_GOAL OF THE EXERCISE:_ Scan the listing below for the word "locking" and state how many lines hold it. Write nothing but the number.

* begin RECORDS SUPPLIED *

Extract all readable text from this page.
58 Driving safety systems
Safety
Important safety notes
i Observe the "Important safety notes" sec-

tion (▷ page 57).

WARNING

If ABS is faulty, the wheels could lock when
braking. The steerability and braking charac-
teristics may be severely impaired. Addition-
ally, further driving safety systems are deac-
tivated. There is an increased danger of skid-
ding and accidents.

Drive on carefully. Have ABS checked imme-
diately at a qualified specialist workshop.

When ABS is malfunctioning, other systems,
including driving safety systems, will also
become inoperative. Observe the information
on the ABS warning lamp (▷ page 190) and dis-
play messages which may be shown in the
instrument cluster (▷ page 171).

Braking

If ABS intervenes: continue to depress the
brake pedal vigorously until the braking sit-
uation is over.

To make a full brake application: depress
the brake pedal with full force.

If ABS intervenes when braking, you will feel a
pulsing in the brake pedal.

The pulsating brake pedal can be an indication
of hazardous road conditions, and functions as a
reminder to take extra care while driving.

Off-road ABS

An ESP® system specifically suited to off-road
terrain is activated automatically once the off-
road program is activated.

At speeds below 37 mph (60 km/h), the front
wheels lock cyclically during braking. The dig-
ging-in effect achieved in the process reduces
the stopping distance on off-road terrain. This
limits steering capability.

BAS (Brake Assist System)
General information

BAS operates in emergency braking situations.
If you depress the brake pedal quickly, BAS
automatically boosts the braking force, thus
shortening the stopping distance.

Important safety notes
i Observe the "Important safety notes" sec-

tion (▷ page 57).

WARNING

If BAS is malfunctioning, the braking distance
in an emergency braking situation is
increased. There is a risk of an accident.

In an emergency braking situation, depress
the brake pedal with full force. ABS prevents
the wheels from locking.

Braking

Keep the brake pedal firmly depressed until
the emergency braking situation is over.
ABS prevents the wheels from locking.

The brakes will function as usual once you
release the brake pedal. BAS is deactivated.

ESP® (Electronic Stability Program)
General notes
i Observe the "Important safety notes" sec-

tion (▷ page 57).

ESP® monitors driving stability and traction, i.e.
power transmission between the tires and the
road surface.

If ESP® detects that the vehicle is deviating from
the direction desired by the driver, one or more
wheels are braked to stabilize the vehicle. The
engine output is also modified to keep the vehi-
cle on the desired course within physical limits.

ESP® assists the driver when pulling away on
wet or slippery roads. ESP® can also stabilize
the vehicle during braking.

* end RECORDS SUPPLIED *

_REPLY TO THE TASK:_ 2